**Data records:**
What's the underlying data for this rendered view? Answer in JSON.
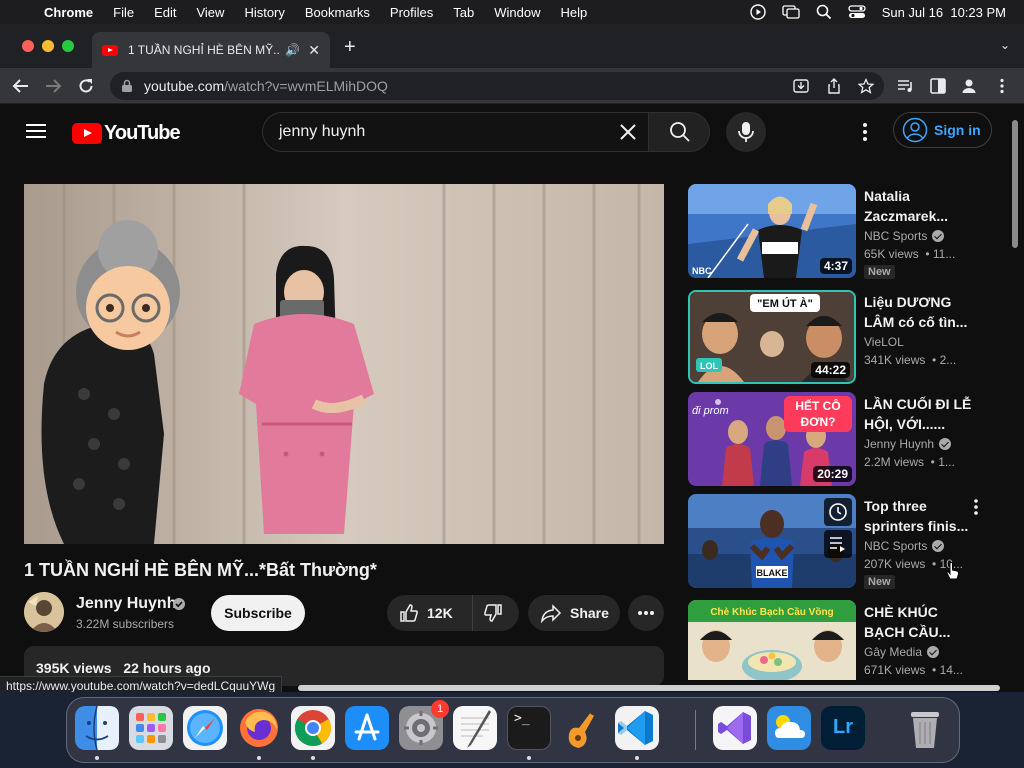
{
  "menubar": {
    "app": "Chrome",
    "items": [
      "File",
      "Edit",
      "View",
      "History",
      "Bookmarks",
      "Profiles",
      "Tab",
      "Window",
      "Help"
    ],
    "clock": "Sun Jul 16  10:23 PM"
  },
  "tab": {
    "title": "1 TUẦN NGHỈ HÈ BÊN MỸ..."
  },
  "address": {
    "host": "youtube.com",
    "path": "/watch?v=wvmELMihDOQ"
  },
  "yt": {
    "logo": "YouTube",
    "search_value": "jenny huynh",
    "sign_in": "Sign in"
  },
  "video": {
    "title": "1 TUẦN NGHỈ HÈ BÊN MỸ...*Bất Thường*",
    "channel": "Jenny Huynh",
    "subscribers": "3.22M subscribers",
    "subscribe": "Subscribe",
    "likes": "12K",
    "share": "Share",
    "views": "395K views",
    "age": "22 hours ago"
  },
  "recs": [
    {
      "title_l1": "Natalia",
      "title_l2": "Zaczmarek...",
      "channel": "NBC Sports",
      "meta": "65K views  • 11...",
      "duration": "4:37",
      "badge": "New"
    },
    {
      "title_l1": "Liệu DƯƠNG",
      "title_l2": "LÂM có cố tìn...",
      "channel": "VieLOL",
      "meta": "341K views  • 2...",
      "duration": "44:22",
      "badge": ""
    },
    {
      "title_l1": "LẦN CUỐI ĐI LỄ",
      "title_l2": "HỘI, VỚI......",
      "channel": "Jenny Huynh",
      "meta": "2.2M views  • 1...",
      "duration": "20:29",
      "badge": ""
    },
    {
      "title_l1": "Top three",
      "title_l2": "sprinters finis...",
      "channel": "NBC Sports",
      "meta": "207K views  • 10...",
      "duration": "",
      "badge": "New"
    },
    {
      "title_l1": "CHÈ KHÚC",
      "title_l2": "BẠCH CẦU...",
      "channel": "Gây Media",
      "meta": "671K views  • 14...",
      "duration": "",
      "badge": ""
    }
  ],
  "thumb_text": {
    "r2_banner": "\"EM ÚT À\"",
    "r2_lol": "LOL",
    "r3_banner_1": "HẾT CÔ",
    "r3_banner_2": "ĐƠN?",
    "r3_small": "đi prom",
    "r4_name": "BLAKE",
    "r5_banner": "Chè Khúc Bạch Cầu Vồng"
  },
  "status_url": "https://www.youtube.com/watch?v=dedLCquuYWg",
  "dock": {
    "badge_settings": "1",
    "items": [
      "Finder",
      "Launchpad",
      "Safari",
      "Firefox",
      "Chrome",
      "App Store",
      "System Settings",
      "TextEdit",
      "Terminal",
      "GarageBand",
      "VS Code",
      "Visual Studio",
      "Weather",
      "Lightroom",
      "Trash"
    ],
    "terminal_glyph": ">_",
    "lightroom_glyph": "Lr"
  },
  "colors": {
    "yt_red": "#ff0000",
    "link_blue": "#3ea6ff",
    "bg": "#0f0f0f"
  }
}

==

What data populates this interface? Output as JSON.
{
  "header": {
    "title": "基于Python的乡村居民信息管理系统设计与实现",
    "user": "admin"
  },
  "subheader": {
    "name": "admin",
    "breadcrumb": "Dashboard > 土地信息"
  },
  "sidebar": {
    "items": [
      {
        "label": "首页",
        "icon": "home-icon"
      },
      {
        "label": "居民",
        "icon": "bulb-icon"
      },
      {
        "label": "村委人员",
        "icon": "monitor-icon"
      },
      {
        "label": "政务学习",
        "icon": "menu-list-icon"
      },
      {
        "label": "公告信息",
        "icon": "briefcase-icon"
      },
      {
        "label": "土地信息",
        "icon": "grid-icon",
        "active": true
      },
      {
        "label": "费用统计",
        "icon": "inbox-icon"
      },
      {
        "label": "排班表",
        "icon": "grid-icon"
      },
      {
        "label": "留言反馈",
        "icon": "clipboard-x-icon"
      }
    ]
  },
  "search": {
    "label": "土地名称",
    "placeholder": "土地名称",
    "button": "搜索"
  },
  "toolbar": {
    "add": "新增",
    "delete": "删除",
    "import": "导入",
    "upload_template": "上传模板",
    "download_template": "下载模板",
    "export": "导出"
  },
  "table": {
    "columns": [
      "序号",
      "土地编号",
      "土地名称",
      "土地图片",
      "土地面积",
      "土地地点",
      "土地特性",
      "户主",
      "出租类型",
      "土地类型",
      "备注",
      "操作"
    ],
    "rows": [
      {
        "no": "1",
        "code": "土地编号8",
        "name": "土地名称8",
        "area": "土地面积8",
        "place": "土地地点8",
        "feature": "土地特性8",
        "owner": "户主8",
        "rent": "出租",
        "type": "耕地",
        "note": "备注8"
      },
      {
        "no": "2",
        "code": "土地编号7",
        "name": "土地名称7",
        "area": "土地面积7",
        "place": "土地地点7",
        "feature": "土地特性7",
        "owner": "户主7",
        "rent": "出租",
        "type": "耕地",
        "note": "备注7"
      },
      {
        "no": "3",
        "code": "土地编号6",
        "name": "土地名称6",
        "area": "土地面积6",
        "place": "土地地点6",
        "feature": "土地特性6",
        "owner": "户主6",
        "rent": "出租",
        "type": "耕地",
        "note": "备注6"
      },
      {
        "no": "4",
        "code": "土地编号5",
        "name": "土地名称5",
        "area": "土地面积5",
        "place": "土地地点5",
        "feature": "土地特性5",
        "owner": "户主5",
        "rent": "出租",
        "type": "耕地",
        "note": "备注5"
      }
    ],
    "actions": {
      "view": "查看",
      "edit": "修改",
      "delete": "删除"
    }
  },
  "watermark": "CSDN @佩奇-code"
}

--

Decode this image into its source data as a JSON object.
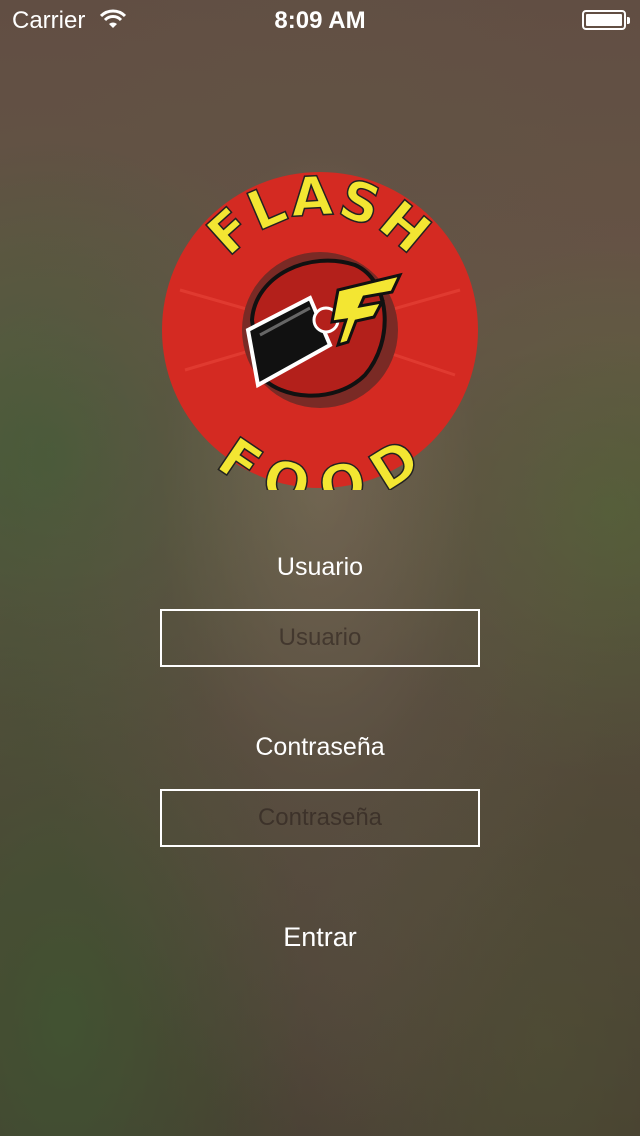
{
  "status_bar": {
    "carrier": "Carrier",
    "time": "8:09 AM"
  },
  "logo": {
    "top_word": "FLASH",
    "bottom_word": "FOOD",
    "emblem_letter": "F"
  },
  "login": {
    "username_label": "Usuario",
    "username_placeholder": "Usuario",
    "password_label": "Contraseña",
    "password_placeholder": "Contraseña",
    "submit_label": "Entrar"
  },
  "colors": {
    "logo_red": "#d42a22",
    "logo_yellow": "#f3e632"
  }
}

**Set task:** List each line in the listing that contains the string "icon".

**Task response:**
        "icon": "home-icon"
        "icon": "bulb-icon"
        "icon": "monitor-icon"
        "icon": "menu-list-icon"
        "icon": "briefcase-icon"
        "icon": "grid-icon",
        "icon": "inbox-icon"
        "icon": "grid-icon"
        "icon": "clipboard-x-icon"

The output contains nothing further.